⟨
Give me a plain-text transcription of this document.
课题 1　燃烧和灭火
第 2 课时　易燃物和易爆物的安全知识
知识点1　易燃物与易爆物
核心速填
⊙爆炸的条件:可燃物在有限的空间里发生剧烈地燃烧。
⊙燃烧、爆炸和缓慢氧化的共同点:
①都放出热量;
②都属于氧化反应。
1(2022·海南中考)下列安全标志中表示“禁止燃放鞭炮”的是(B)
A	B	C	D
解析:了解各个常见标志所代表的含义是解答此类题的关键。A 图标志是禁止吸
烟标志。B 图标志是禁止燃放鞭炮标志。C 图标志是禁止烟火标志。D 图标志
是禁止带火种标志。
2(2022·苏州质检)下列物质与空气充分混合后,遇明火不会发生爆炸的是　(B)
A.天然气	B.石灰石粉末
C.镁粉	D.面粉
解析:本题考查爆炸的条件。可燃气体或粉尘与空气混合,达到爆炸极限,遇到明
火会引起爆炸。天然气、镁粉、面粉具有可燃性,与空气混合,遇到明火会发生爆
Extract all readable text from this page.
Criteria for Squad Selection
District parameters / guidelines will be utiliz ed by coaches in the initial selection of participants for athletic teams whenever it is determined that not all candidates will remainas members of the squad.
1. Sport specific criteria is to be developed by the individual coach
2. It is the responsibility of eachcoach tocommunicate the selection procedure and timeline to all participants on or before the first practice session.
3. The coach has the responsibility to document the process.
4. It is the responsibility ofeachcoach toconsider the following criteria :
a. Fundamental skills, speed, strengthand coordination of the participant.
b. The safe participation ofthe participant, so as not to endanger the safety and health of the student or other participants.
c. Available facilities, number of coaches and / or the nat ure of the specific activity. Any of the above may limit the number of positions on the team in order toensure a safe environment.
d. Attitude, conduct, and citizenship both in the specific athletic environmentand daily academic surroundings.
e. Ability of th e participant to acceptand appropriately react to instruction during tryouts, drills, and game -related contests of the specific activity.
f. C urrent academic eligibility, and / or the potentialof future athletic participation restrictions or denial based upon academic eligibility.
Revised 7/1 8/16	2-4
⟩
Brief: Every line above needs to be retyped exactly.

Solved problem:
Give me a plain-text transcription of this document.
课题 1　燃烧和灭火
第 2 课时　易燃物和易爆物的安全知识
知识点1　易燃物与易爆物
核心速填
⊙爆炸的条件:可燃物在有限的空间里发生剧烈地燃烧。
⊙燃烧、爆炸和缓慢氧化的共同点:
①都放出热量;
②都属于氧化反应。
1(2022·海南中考)下列安全标志中表示“禁止燃放鞭炮”的是(B)
A	B	C	D
解析:了解各个常见标志所代表的含义是解答此类题的关键。A 图标志是禁止吸
烟标志。B 图标志是禁止燃放鞭炮标志。C 图标志是禁止烟火标志。D 图标志
是禁止带火种标志。
2(2022·苏州质检)下列物质与空气充分混合后,遇明火不会发生爆炸的是　(B)
A.天然气	B.石灰石粉末
C.镁粉	D.面粉
解析:本题考查爆炸的条件。可燃气体或粉尘与空气混合,达到爆炸极限,遇到明
火会引起爆炸。天然气、镁粉、面粉具有可燃性,与空气混合,遇到明火会发生爆
Extract all readable text from this page.
Criteria for Squad Selection
District parameters / guidelines will be utiliz ed by coaches in the initial selection of participants for athletic teams whenever it is determined that not all candidates will remainas members of the squad.
1. Sport specific criteria is to be developed by the individual coach
2. It is the responsibility of eachcoach tocommunicate the selection procedure and timeline to all participants on or before the first practice session.
3. The coach has the responsibility to document the process.
4. It is the responsibility ofeachcoach toconsider the following criteria :
a. Fundamental skills, speed, strengthand coordination of the participant.
b. The safe participation ofthe participant, so as not to endanger the safety and health of the student or other participants.
c. Available facilities, number of coaches and / or the nat ure of the specific activity. Any of the above may limit the number of positions on the team in order toensure a safe environment.
d. Attitude, conduct, and citizenship both in the specific athletic environmentand daily academic surroundings.
e. Ability of th e participant to acceptand appropriately react to instruction during tryouts, drills, and game -related contests of the specific activity.
f. C urrent academic eligibility, and / or the potentialof future athletic participation restrictions or denial based upon academic eligibility.
Revised 7/1 8/16	2-4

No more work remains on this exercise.